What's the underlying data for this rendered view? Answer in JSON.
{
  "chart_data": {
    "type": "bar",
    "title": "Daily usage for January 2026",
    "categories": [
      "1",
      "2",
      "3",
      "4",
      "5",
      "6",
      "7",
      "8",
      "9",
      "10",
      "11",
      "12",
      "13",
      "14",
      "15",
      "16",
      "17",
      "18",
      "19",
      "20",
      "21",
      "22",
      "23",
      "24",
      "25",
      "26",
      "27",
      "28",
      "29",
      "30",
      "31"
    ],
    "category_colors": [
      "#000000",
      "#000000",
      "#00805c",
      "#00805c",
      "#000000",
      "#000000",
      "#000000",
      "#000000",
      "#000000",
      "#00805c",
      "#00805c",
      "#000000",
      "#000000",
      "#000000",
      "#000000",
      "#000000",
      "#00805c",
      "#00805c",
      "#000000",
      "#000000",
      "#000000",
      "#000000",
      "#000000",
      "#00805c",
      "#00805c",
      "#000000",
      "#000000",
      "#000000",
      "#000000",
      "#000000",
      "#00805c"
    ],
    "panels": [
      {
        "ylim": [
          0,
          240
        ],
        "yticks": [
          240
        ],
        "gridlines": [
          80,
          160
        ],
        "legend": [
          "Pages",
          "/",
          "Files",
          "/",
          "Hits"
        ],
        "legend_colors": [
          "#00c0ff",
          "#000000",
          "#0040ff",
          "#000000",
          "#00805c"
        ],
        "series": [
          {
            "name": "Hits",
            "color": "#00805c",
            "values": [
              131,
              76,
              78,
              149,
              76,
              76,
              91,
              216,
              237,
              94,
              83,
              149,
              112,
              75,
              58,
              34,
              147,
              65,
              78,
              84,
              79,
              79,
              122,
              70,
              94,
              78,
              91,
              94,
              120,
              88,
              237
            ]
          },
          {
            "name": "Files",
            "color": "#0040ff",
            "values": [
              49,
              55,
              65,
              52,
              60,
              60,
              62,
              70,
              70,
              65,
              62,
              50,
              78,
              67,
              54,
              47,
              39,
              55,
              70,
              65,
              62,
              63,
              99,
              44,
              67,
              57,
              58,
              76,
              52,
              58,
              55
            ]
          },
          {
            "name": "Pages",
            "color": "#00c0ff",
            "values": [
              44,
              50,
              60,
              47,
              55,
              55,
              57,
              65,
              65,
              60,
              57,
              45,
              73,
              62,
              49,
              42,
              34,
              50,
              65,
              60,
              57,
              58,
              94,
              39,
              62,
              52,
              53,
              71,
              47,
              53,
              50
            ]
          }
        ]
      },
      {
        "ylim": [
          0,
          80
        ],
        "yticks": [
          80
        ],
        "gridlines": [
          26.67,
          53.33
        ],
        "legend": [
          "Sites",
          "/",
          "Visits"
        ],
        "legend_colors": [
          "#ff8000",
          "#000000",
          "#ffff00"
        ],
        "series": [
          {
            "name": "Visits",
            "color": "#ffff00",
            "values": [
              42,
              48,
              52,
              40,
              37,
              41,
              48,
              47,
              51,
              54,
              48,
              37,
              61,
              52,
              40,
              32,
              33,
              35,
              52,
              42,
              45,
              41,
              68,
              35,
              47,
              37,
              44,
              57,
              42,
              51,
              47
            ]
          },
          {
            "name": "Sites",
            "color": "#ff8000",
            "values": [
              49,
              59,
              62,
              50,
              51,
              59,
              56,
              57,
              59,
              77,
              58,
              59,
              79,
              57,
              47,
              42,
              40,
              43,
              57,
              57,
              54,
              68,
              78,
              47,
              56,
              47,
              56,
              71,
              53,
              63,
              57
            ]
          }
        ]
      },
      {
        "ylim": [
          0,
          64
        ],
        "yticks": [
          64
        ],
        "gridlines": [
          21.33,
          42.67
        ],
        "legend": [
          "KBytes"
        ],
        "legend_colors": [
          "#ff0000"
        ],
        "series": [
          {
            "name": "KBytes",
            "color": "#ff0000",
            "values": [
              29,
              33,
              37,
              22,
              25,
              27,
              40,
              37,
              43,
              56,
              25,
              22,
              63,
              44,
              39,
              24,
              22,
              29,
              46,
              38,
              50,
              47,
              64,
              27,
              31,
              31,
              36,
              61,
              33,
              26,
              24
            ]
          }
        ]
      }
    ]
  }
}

....

● **Task prompt**: Repeat the material above in full, exactly as it stands.

● **Result**:
What's the underlying data for this rendered view? Answer in JSON.
{
  "chart_data": {
    "type": "bar",
    "title": "Daily usage for January 2026",
    "categories": [
      "1",
      "2",
      "3",
      "4",
      "5",
      "6",
      "7",
      "8",
      "9",
      "10",
      "11",
      "12",
      "13",
      "14",
      "15",
      "16",
      "17",
      "18",
      "19",
      "20",
      "21",
      "22",
      "23",
      "24",
      "25",
      "26",
      "27",
      "28",
      "29",
      "30",
      "31"
    ],
    "category_colors": [
      "#000000",
      "#000000",
      "#00805c",
      "#00805c",
      "#000000",
      "#000000",
      "#000000",
      "#000000",
      "#000000",
      "#00805c",
      "#00805c",
      "#000000",
      "#000000",
      "#000000",
      "#000000",
      "#000000",
      "#00805c",
      "#00805c",
      "#000000",
      "#000000",
      "#000000",
      "#000000",
      "#000000",
      "#00805c",
      "#00805c",
      "#000000",
      "#000000",
      "#000000",
      "#000000",
      "#000000",
      "#00805c"
    ],
    "panels": [
      {
        "ylim": [
          0,
          240
        ],
        "yticks": [
          240
        ],
        "gridlines": [
          80,
          160
        ],
        "legend": [
          "Pages",
          "/",
          "Files",
          "/",
          "Hits"
        ],
        "legend_colors": [
          "#00c0ff",
          "#000000",
          "#0040ff",
          "#000000",
          "#00805c"
        ],
        "series": [
          {
            "name": "Hits",
            "color": "#00805c",
            "values": [
              131,
              76,
              78,
              149,
              76,
              76,
              91,
              216,
              237,
              94,
              83,
              149,
              112,
              75,
              58,
              34,
              147,
              65,
              78,
              84,
              79,
              79,
              122,
              70,
              94,
              78,
              91,
              94,
              120,
              88,
              237
            ]
          },
          {
            "name": "Files",
            "color": "#0040ff",
            "values": [
              49,
              55,
              65,
              52,
              60,
              60,
              62,
              70,
              70,
              65,
              62,
              50,
              78,
              67,
              54,
              47,
              39,
              55,
              70,
              65,
              62,
              63,
              99,
              44,
              67,
              57,
              58,
              76,
              52,
              58,
              55
            ]
          },
          {
            "name": "Pages",
            "color": "#00c0ff",
            "values": [
              44,
              50,
              60,
              47,
              55,
              55,
              57,
              65,
              65,
              60,
              57,
              45,
              73,
              62,
              49,
              42,
              34,
              50,
              65,
              60,
              57,
              58,
              94,
              39,
              62,
              52,
              53,
              71,
              47,
              53,
              50
            ]
          }
        ]
      },
      {
        "ylim": [
          0,
          80
        ],
        "yticks": [
          80
        ],
        "gridlines": [
          26.67,
          53.33
        ],
        "legend": [
          "Sites",
          "/",
          "Visits"
        ],
        "legend_colors": [
          "#ff8000",
          "#000000",
          "#ffff00"
        ],
        "series": [
          {
            "name": "Visits",
            "color": "#ffff00",
            "values": [
              42,
              48,
              52,
              40,
              37,
              41,
              48,
              47,
              51,
              54,
              48,
              37,
              61,
              52,
              40,
              32,
              33,
              35,
              52,
              42,
              45,
              41,
              68,
              35,
              47,
              37,
              44,
              57,
              42,
              51,
              47
            ]
          },
          {
            "name": "Sites",
            "color": "#ff8000",
            "values": [
              49,
              59,
              62,
              50,
              51,
              59,
              56,
              57,
              59,
              77,
              58,
              59,
              79,
              57,
              47,
              42,
              40,
              43,
              57,
              57,
              54,
              68,
              78,
              47,
              56,
              47,
              56,
              71,
              53,
              63,
              57
            ]
          }
        ]
      },
      {
        "ylim": [
          0,
          64
        ],
        "yticks": [
          64
        ],
        "gridlines": [
          21.33,
          42.67
        ],
        "legend": [
          "KBytes"
        ],
        "legend_colors": [
          "#ff0000"
        ],
        "series": [
          {
            "name": "KBytes",
            "color": "#ff0000",
            "values": [
              29,
              33,
              37,
              22,
              25,
              27,
              40,
              37,
              43,
              56,
              25,
              22,
              63,
              44,
              39,
              24,
              22,
              29,
              46,
              38,
              50,
              47,
              64,
              27,
              31,
              31,
              36,
              61,
              33,
              26,
              24
            ]
          }
        ]
      }
    ]
  }
}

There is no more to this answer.